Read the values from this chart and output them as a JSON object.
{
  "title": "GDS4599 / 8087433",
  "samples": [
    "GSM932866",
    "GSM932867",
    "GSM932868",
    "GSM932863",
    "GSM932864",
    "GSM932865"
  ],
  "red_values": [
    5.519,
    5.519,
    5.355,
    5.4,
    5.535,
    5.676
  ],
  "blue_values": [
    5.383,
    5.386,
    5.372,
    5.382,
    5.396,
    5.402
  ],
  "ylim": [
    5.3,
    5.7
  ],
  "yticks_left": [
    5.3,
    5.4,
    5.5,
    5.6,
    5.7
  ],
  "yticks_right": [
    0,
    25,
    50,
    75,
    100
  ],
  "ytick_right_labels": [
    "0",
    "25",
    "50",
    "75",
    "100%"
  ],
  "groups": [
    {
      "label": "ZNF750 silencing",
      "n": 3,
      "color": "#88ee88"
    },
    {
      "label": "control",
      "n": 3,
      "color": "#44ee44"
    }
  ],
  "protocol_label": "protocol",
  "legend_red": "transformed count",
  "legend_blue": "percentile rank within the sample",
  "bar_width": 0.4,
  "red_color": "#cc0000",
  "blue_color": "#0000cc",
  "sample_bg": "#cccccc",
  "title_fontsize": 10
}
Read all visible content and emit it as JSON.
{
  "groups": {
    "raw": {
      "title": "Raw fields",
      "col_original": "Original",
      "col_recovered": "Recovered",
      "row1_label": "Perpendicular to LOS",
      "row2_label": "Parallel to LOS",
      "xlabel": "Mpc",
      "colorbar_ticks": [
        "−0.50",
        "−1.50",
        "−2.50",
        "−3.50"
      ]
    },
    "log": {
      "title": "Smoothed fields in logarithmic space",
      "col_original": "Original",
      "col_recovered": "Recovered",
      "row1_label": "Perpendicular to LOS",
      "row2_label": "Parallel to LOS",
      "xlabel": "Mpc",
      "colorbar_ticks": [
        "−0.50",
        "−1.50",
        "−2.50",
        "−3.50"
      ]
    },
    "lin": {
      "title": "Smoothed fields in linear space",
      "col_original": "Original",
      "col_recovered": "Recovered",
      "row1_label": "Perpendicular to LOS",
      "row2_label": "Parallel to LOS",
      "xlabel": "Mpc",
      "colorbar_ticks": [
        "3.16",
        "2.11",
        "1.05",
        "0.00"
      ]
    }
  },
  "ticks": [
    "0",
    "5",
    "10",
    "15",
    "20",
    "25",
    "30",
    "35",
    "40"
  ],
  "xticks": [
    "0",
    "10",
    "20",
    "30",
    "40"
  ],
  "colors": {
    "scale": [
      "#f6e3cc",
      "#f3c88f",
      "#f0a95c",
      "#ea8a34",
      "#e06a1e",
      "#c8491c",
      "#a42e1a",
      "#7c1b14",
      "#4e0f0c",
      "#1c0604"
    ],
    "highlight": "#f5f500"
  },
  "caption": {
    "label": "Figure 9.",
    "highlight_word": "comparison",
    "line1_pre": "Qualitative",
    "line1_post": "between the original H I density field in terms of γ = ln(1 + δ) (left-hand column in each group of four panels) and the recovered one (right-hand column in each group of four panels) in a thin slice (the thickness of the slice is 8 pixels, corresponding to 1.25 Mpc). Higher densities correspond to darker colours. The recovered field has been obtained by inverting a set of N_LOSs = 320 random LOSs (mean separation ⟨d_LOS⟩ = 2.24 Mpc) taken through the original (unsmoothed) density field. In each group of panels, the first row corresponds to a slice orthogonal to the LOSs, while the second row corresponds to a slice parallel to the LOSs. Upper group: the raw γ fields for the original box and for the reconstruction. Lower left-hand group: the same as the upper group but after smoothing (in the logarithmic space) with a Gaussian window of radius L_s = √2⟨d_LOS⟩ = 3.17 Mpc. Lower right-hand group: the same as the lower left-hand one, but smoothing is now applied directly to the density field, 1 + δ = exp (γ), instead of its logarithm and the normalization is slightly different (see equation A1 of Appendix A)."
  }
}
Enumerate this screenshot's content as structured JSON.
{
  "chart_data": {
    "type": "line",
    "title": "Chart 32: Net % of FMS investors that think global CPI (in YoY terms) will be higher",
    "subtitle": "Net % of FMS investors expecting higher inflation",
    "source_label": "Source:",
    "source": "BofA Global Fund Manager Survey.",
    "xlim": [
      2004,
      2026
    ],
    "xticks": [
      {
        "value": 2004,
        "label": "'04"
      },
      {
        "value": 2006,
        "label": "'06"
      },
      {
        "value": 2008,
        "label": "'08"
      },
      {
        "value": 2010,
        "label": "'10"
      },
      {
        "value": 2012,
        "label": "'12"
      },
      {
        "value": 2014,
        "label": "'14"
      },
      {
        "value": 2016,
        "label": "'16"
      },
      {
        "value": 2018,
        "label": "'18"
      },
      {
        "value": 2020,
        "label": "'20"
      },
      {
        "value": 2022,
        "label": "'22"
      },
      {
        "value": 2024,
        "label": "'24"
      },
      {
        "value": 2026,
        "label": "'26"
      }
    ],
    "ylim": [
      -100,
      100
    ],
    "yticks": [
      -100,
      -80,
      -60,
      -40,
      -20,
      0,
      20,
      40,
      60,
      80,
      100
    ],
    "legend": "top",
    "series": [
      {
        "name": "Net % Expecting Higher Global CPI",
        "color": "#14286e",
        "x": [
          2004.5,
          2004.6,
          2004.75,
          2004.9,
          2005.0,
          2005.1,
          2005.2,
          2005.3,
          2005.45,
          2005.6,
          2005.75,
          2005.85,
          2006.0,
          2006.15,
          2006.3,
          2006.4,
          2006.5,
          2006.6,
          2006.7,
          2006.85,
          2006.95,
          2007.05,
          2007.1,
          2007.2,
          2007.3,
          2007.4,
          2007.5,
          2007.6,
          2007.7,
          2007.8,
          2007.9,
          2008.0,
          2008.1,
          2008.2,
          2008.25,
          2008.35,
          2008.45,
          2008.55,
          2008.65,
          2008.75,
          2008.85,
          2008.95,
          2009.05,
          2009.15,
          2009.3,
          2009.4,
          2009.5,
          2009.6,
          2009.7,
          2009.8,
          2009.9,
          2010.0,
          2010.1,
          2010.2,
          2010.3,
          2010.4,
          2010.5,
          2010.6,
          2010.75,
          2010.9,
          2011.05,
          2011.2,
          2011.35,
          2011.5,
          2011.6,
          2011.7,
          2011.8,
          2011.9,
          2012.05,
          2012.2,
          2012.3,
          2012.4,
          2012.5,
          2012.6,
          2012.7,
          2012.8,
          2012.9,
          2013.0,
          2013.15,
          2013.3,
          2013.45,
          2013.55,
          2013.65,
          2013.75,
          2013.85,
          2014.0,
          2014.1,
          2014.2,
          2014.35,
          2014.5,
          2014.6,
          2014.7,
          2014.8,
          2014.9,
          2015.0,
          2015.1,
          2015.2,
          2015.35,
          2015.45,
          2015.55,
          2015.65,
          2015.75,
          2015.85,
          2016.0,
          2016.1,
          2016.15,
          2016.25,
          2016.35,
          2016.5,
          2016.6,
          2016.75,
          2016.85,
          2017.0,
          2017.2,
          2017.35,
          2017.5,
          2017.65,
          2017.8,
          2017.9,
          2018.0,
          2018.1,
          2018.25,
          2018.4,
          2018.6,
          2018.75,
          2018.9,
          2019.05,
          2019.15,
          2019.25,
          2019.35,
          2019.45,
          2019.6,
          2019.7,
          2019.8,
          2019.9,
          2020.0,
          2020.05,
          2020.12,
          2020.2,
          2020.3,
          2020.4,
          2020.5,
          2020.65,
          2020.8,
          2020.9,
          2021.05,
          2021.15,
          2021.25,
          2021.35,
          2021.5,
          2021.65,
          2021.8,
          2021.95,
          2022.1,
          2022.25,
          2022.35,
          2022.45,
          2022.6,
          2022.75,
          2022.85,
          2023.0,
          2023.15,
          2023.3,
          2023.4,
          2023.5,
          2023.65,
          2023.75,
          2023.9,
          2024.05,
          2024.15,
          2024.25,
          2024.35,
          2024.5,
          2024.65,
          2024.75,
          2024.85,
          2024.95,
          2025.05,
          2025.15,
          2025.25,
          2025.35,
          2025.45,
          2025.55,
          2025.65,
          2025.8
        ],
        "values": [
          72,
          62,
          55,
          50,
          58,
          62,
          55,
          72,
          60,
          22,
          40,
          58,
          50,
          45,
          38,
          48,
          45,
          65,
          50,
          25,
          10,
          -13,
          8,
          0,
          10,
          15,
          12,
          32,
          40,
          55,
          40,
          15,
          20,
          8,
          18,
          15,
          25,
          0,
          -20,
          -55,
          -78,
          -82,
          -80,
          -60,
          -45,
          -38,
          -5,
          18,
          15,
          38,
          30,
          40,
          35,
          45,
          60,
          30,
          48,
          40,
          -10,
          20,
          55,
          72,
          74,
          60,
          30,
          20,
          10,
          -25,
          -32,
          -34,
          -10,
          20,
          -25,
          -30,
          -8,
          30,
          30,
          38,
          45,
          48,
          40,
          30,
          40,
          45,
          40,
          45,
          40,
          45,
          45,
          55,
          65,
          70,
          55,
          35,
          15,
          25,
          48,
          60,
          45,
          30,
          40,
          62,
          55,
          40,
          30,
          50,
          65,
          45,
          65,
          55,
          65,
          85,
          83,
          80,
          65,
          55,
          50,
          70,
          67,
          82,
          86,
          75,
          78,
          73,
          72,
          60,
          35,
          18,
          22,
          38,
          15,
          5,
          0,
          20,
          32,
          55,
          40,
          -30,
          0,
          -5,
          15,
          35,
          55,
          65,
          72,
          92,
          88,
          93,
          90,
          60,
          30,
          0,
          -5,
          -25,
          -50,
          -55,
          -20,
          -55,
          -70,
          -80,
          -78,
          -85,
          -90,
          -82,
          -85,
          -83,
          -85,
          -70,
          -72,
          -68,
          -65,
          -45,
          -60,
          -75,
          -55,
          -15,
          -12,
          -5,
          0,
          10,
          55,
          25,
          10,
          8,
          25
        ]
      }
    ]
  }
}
┄┄┄┄┄┄
List the lines of the material in which the word "content" occurs.

**Output for this exercise:**
Read all visible content and emit it as JSON.
Enumerate this screenshot's content as structured JSON.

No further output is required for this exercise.